Document passage:
---*---

Kate McGarrigle: Heartbeat Accelerating [by Ken Tucker]
The death of singer and songwriter Kate McGarrigle, at age 63 on Jan. 18 of clear-cell sarcoma, is an awful loss. As recently as Dec. 9 of the year past, she performed with her sister Anna and her children Rufus and Martha Wainwright -- one of the annual "family Christmas" shows that the McGarrigles and the Wainwrights liked to put on, this one at the Royal Albert Hall in London but more frequently at Carnegie Hall in New York.
Her debut album with her sister, entitled Kate and Anna McGarrigle, was released in 1976. It set the template for every album they recorded: folk music influenced by pop and country, filtered through their French-Canadian Quebec upbringing. The stark, often staggering beauty of their harmonies could not hide the fact that Kate and Anna were always playful misanthropes, capable of sarcasm, bitterness, and a detachment that allowed Kate, in a song on their second album, Dancer With Bruised Knees (1977), to gaze down upon her infant son and sing, "Some of them make it, some of them don't."

---*---

[Visual layout annotation data]

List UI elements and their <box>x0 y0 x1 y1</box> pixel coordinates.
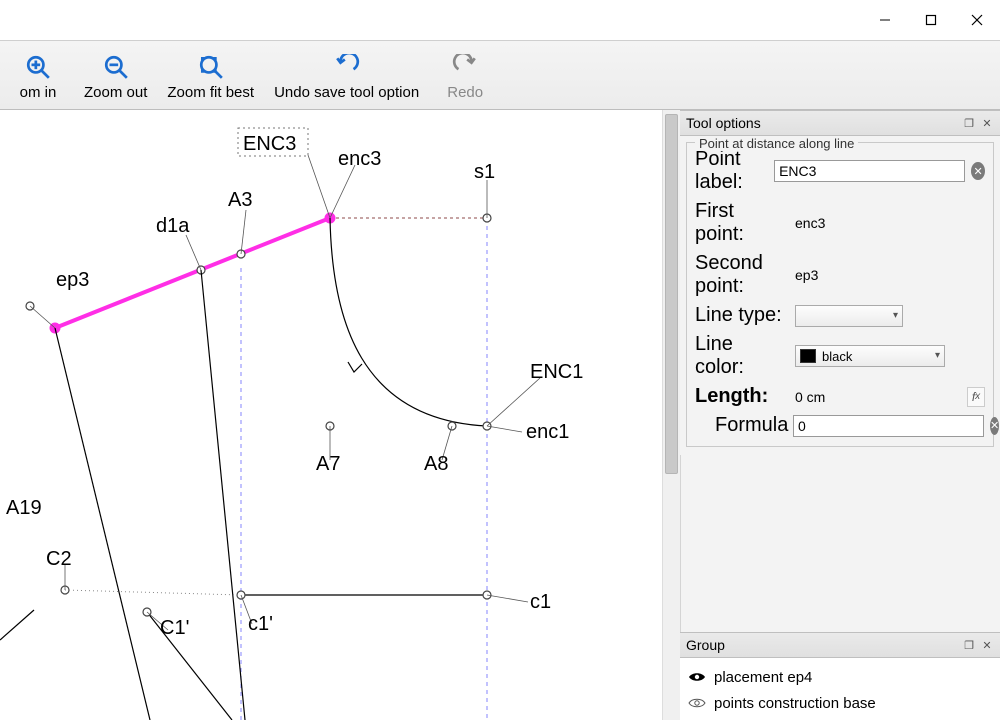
toolbar-label: om in <box>20 84 57 101</box>
canvas-label: ENC3 <box>243 133 296 155</box>
zoom-in-button[interactable]: om in <box>8 51 68 103</box>
side-panel: Tool options ❐ ✕ Point at distance along… <box>680 110 1000 720</box>
zoom-out-icon <box>102 53 130 81</box>
line-color-value: black <box>822 349 852 364</box>
undo-button[interactable]: Undo save tool option <box>270 51 423 103</box>
formula-fx-button[interactable]: fx <box>967 387 985 407</box>
formula-input[interactable] <box>793 415 984 437</box>
point-label-label: Point label: <box>695 148 766 194</box>
visibility-off-icon[interactable] <box>688 696 706 710</box>
second-point-label: Second point: <box>695 252 787 298</box>
visibility-on-icon[interactable] <box>688 670 706 684</box>
tool-options-fieldset: Point at distance along line Point label… <box>686 142 994 447</box>
zoom-fit-icon <box>197 53 225 81</box>
chevron-down-icon: ▾ <box>935 350 940 361</box>
redo-button[interactable]: Redo <box>435 51 495 103</box>
window-close-button[interactable] <box>954 5 1000 35</box>
window-titlebar <box>0 0 1000 40</box>
tool-options-panel: Tool options ❐ ✕ Point at distance along… <box>680 110 1000 455</box>
toolbar-label: Zoom fit best <box>167 84 254 101</box>
zoom-out-button[interactable]: Zoom out <box>80 51 151 103</box>
group-list: placement ep4 points construction base <box>680 658 1000 720</box>
canvas-label: A3 <box>228 189 252 211</box>
scrollbar-thumb[interactable] <box>665 114 678 474</box>
color-swatch <box>800 349 816 363</box>
toolbar-label: Undo save tool option <box>274 84 419 101</box>
first-point-value: enc3 <box>795 215 825 231</box>
line-color-select[interactable]: black ▾ <box>795 345 945 367</box>
close-icon[interactable]: ✕ <box>980 638 994 652</box>
panel-spacer <box>680 455 1000 632</box>
canvas-label: A7 <box>316 453 340 475</box>
point-label-input[interactable] <box>774 160 965 182</box>
line-color-label: Line color: <box>695 333 787 379</box>
window-maximize-button[interactable] <box>908 5 954 35</box>
length-value: 0 cm <box>795 389 825 405</box>
canvas-label: c1' <box>248 613 273 635</box>
canvas-label: C1' <box>160 617 189 639</box>
fieldset-legend: Point at distance along line <box>695 136 858 151</box>
undo-icon <box>333 53 361 81</box>
canvas-label: s1 <box>474 161 495 183</box>
group-item[interactable]: placement ep4 <box>688 664 992 690</box>
zoom-in-icon <box>24 53 52 81</box>
panel-title-text: Group <box>686 637 725 653</box>
canvas-label: c1 <box>530 591 551 613</box>
group-item-label: placement ep4 <box>714 669 812 686</box>
group-item-label: points construction base <box>714 695 876 712</box>
second-point-value: ep3 <box>795 267 818 283</box>
main-toolbar: om in Zoom out Zoom fit best Undo save t… <box>0 40 1000 110</box>
length-label: Length: <box>695 385 787 408</box>
chevron-down-icon: ▾ <box>893 310 898 321</box>
undock-icon[interactable]: ❐ <box>962 638 976 652</box>
line-type-label: Line type: <box>695 304 787 327</box>
canvas-label: enc1 <box>526 421 569 443</box>
clear-input-icon[interactable]: ✕ <box>990 417 999 435</box>
zoom-fit-best-button[interactable]: Zoom fit best <box>163 51 258 103</box>
tool-options-titlebar[interactable]: Tool options ❐ ✕ <box>680 110 1000 136</box>
canvas-label: enc3 <box>338 148 381 170</box>
canvas-label: ENC1 <box>530 361 583 383</box>
canvas-scrollbar[interactable] <box>662 110 680 720</box>
group-titlebar[interactable]: Group ❐ ✕ <box>680 632 1000 658</box>
undock-icon[interactable]: ❐ <box>962 116 976 130</box>
window-minimize-button[interactable] <box>862 5 908 35</box>
drawing-canvas[interactable]: .pt { fill:#fff; stroke:#444; stroke-wid… <box>0 110 662 720</box>
canvas-label: A8 <box>424 453 448 475</box>
canvas-label: d1a <box>156 215 190 237</box>
line-type-select[interactable]: ▾ <box>795 305 903 327</box>
first-point-label: First point: <box>695 200 787 246</box>
canvas-label: ep3 <box>56 269 89 291</box>
redo-icon <box>451 53 479 81</box>
toolbar-label: Zoom out <box>84 84 147 101</box>
canvas-label: C2 <box>46 548 72 570</box>
group-panel: Group ❐ ✕ placement ep4 points construct… <box>680 632 1000 720</box>
panel-title-text: Tool options <box>686 115 761 131</box>
formula-label: Formula <box>715 414 785 437</box>
group-item[interactable]: points construction base <box>688 690 992 716</box>
close-icon[interactable]: ✕ <box>980 116 994 130</box>
canvas-label: A19 <box>6 497 42 519</box>
toolbar-label: Redo <box>447 84 483 101</box>
clear-input-icon[interactable]: ✕ <box>971 162 985 180</box>
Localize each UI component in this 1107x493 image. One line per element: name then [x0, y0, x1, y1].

---*---

The tasks:
a) Decide whether each statement agrees with the piece on Kate McGarrigle. Answer yes or no for each, and quote the words from the piece that settle it. (i) Her December performance with her sister and children took place at the Royal Albert Hall in London. (ii) Her debut album with her sister came out in 1977. (iii) Dancer With Bruised Knees was the sisters' second album.
b) Carry the piece on Kate McGarrigle forward from its final sentence.

Responses to the tasks:
a)
(i) Yes: "this one at the Royal Albert Hall in London but more frequently at Carnegie Hall in New York."
(ii) No: "Her debut album with her sister, entitled Kate and Anna McGarrigle, was released in 1976."
(iii) Yes: "in a song on their second album, Dancer With Bruised Knees (1977)"

b)
This is one of my favorite McGarrigles performances, Kate singing her "I Eat Dinner":
Kate -- sitting behind her piano, exchanging unknowable glances with her sister as they sang -- made music unafraid that its often soft tone would be mistaken for passivity. This sister-team recorded songs with such astringent precision, it's no wonder it took other performers, with more lush voices and arrangements, to make hits of the McGarrigles' songs (Linda Ronstadt, "Heart Like A Wheel"; Maria Muldaur, "Work Song").
Kate took long periods off from recording to raise the family she had with the great singer-songwriter Loudon Wainwright III. They divorced 1976, and Loudon wrote some memorable songs about their relationship, including "Red Guitar," in which he recounts destroying a cherished guitar in a drunken rage. The song peaks with the line, "Kate, she said, 'You are a fool, you've done a foolish thing.'" Wainwright recorded Kate's "Come A Long Way" as a rueful salute to their marriage; when Kate and Anna got around to recording it four years later, the song was transformed into a testament of self-reliance.
I fear I've made Kate McGarrigle sound grave and severe, living a stoic life in cold Canada. In fact, she had a wicked sense of humor and a great playfulness about her. Once when I interviewed her, she reminded me that I'd once described Kate and Anna in print as "the Bronte sisters with mittens." "We laughed and laughed" when they read that, she said.
Firm, funny, realistic, and independent, Kate McGarrigle was certainly a wonderful musician, and she seemed like a wonderful person.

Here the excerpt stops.